_Entries shown_.
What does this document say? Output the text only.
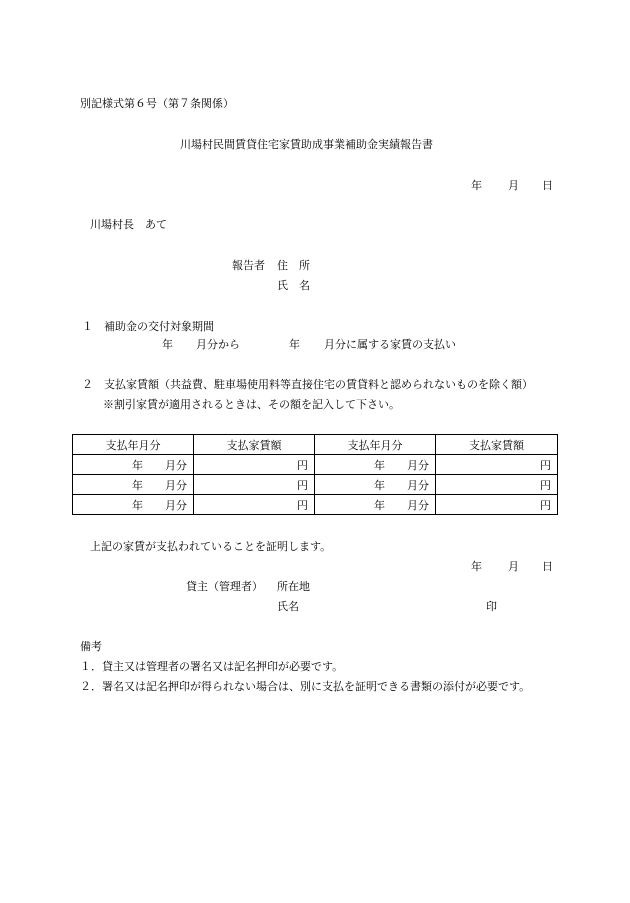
別記様式第６号（第７条関係）
川場村民間賃貸住宅家賃助成事業補助金実績報告書
年 月 日
川場村長　あて
報告者 住　所
氏　名
１　補助金の交付対象期間
年 月分から	年 月分に属する家賃の支払い
２　支払家賃額（共益費、駐車場使用料等直接住宅の賃貸料と認められないものを除く額）
※割引家賃が適用されるときは、その額を記入して下さい。
支払年月分	支払家賃額	支払年月分	支払家賃額
年 月分	円	年 月分	円
年 月分	円	年 月分	円
年 月分	円	年 月分	円
上記の家賃が支払われていることを証明します。
年 月 日
貸主（管理者） 所在地
氏名	印
備考
１．貸主又は管理者の署名又は記名押印が必要です。
２．署名又は記名押印が得られない場合は、別に支払を証明できる書類の添付が必要です。
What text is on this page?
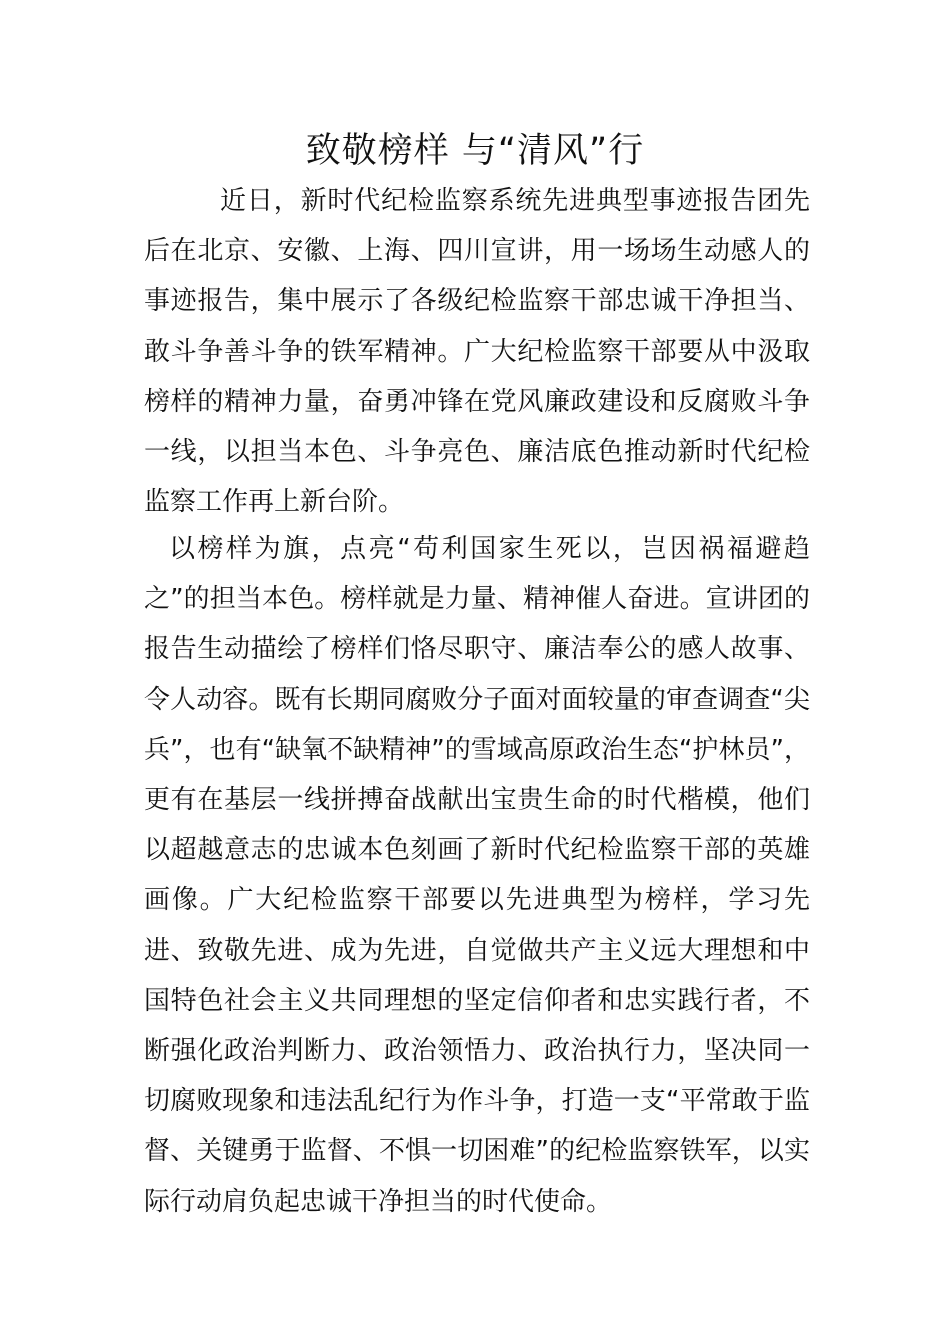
致敬榜样 与“清风”行

近日，新时代纪检监察系统先进典型事迹报告团先后在北京、安徽、上海、四川宣讲，用一场场生动感人的事迹报告，集中展示了各级纪检监察干部忠诚干净担当、敢斗争善斗争的铁军精神。广大纪检监察干部要从中汲取榜样的精神力量，奋勇冲锋在党风廉政建设和反腐败斗争一线，以担当本色、斗争亮色、廉洁底色推动新时代纪检监察工作再上新台阶。

以榜样为旗，点亮“苟利国家生死以，岂因祸福避趋之”的担当本色。榜样就是力量、精神催人奋进。宣讲团的报告生动描绘了榜样们恪尽职守、廉洁奉公的感人故事、令人动容。既有长期同腐败分子面对面较量的审查调查“尖兵”，也有“缺氧不缺精神”的雪域高原政治生态“护林员”，更有在基层一线拼搏奋战献出宝贵生命的时代楷模，他们以超越意志的忠诚本色刻画了新时代纪检监察干部的英雄画像。广大纪检监察干部要以先进典型为榜样，学习先进、致敬先进、成为先进，自觉做共产主义远大理想和中国特色社会主义共同理想的坚定信仰者和忠实践行者，不断强化政治判断力、政治领悟力、政治执行力，坚决同一切腐败现象和违法乱纪行为作斗争，打造一支“平常敢于监督、关键勇于监督、不惧一切困难”的纪检监察铁军，以实际行动肩负起忠诚干净担当的时代使命。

_Short exercise_.
Leave out every picture, and write out exactly the lines from the one bearing "What text is on this page?" through the final line.

_Solution to the problem_.
What text is on this page?
致敬榜样 与“清风”行

近日，新时代纪检监察系统先进典型事迹报告团先后在北京、安徽、上海、四川宣讲，用一场场生动感人的事迹报告，集中展示了各级纪检监察干部忠诚干净担当、敢斗争善斗争的铁军精神。广大纪检监察干部要从中汲取榜样的精神力量，奋勇冲锋在党风廉政建设和反腐败斗争一线，以担当本色、斗争亮色、廉洁底色推动新时代纪检监察工作再上新台阶。

以榜样为旗，点亮“苟利国家生死以，岂因祸福避趋之”的担当本色。榜样就是力量、精神催人奋进。宣讲团的报告生动描绘了榜样们恪尽职守、廉洁奉公的感人故事、令人动容。既有长期同腐败分子面对面较量的审查调查“尖兵”，也有“缺氧不缺精神”的雪域高原政治生态“护林员”，更有在基层一线拼搏奋战献出宝贵生命的时代楷模，他们以超越意志的忠诚本色刻画了新时代纪检监察干部的英雄画像。广大纪检监察干部要以先进典型为榜样，学习先进、致敬先进、成为先进，自觉做共产主义远大理想和中国特色社会主义共同理想的坚定信仰者和忠实践行者，不断强化政治判断力、政治领悟力、政治执行力，坚决同一切腐败现象和违法乱纪行为作斗争，打造一支“平常敢于监督、关键勇于监督、不惧一切困难”的纪检监察铁军，以实际行动肩负起忠诚干净担当的时代使命。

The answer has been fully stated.